§ **SHORT PROBLEM**:
Omit the pictures, please, and give each record below again exactly.

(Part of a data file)
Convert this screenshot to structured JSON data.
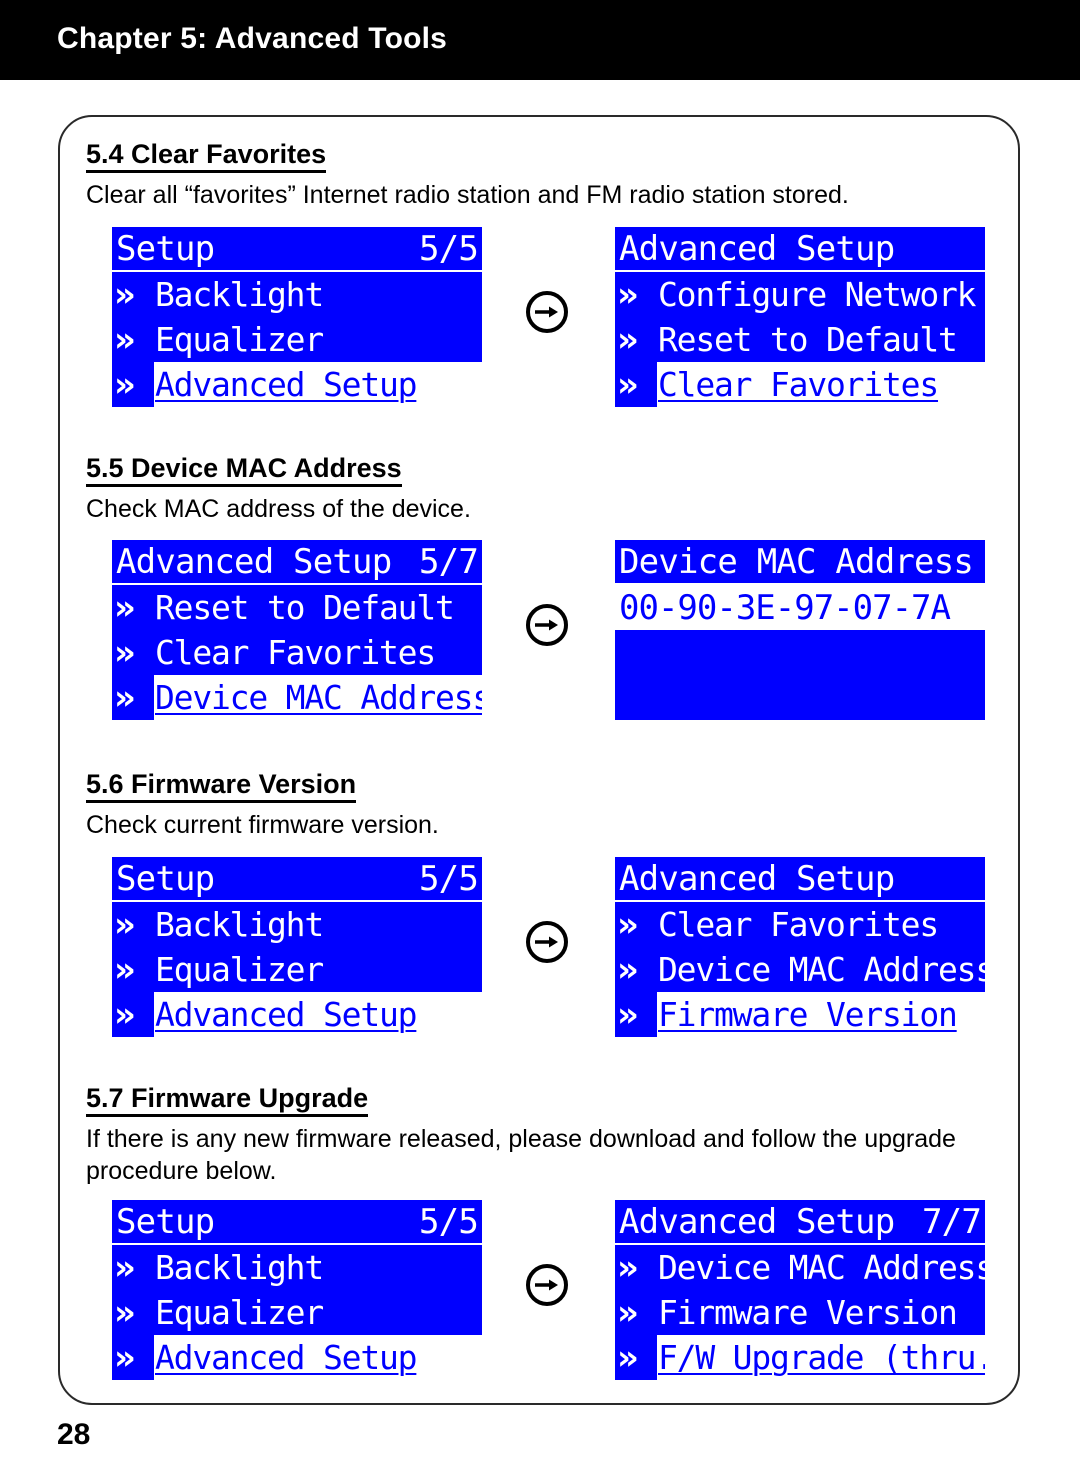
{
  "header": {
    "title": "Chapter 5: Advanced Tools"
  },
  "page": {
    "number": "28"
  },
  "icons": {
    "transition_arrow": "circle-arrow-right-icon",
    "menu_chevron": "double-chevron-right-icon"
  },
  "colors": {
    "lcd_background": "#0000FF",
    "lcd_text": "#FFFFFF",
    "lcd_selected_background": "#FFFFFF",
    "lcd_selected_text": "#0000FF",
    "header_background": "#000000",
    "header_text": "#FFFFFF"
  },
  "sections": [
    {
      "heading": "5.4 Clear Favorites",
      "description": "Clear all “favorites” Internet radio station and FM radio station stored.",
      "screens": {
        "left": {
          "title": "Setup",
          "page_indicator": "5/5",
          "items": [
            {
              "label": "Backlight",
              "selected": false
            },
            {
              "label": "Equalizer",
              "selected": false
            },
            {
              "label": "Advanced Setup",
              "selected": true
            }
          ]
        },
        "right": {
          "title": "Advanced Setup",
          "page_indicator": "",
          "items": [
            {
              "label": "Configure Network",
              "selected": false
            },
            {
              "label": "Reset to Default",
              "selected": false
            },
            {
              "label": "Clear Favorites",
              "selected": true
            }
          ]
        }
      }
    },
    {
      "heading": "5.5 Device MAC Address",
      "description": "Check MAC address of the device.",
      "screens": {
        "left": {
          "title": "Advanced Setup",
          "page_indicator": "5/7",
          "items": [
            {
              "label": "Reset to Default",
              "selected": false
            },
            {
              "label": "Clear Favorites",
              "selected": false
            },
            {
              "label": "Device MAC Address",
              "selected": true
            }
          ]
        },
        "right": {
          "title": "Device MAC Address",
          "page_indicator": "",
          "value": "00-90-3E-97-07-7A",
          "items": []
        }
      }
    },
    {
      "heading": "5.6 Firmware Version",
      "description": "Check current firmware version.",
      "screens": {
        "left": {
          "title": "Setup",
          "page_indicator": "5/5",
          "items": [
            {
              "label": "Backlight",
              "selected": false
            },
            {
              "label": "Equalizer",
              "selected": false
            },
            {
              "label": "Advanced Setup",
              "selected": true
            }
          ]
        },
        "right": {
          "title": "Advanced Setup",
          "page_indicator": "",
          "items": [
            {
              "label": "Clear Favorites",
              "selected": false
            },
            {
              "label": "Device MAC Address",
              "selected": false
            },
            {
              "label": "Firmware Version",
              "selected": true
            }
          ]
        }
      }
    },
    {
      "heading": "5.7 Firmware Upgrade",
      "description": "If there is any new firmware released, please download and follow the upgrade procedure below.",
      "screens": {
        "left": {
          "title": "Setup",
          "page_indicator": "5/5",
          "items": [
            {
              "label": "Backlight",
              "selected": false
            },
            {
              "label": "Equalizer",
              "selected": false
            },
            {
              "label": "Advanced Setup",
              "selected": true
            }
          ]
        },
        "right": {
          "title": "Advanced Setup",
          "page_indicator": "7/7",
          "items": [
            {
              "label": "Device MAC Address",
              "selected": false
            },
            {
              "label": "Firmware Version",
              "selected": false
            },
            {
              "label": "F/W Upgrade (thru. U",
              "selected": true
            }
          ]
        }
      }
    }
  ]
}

§ **RESULT**:
Convert this screenshot to structured JSON data.
{
  "header": {
    "title": "Chapter 5: Advanced Tools"
  },
  "page": {
    "number": "28"
  },
  "icons": {
    "transition_arrow": "circle-arrow-right-icon",
    "menu_chevron": "double-chevron-right-icon"
  },
  "colors": {
    "lcd_background": "#0000FF",
    "lcd_text": "#FFFFFF",
    "lcd_selected_background": "#FFFFFF",
    "lcd_selected_text": "#0000FF",
    "header_background": "#000000",
    "header_text": "#FFFFFF"
  },
  "sections": [
    {
      "heading": "5.4 Clear Favorites",
      "description": "Clear all “favorites” Internet radio station and FM radio station stored.",
      "screens": {
        "left": {
          "title": "Setup",
          "page_indicator": "5/5",
          "items": [
            {
              "label": "Backlight",
              "selected": false
            },
            {
              "label": "Equalizer",
              "selected": false
            },
            {
              "label": "Advanced Setup",
              "selected": true
            }
          ]
        },
        "right": {
          "title": "Advanced Setup",
          "page_indicator": "",
          "items": [
            {
              "label": "Configure Network",
              "selected": false
            },
            {
              "label": "Reset to Default",
              "selected": false
            },
            {
              "label": "Clear Favorites",
              "selected": true
            }
          ]
        }
      }
    },
    {
      "heading": "5.5 Device MAC Address",
      "description": "Check MAC address of the device.",
      "screens": {
        "left": {
          "title": "Advanced Setup",
          "page_indicator": "5/7",
          "items": [
            {
              "label": "Reset to Default",
              "selected": false
            },
            {
              "label": "Clear Favorites",
              "selected": false
            },
            {
              "label": "Device MAC Address",
              "selected": true
            }
          ]
        },
        "right": {
          "title": "Device MAC Address",
          "page_indicator": "",
          "value": "00-90-3E-97-07-7A",
          "items": []
        }
      }
    },
    {
      "heading": "5.6 Firmware Version",
      "description": "Check current firmware version.",
      "screens": {
        "left": {
          "title": "Setup",
          "page_indicator": "5/5",
          "items": [
            {
              "label": "Backlight",
              "selected": false
            },
            {
              "label": "Equalizer",
              "selected": false
            },
            {
              "label": "Advanced Setup",
              "selected": true
            }
          ]
        },
        "right": {
          "title": "Advanced Setup",
          "page_indicator": "",
          "items": [
            {
              "label": "Clear Favorites",
              "selected": false
            },
            {
              "label": "Device MAC Address",
              "selected": false
            },
            {
              "label": "Firmware Version",
              "selected": true
            }
          ]
        }
      }
    },
    {
      "heading": "5.7 Firmware Upgrade",
      "description": "If there is any new firmware released, please download and follow the upgrade procedure below.",
      "screens": {
        "left": {
          "title": "Setup",
          "page_indicator": "5/5",
          "items": [
            {
              "label": "Backlight",
              "selected": false
            },
            {
              "label": "Equalizer",
              "selected": false
            },
            {
              "label": "Advanced Setup",
              "selected": true
            }
          ]
        },
        "right": {
          "title": "Advanced Setup",
          "page_indicator": "7/7",
          "items": [
            {
              "label": "Device MAC Address",
              "selected": false
            },
            {
              "label": "Firmware Version",
              "selected": false
            },
            {
              "label": "F/W Upgrade (thru. U",
              "selected": true
            }
          ]
        }
      }
    }
  ]
}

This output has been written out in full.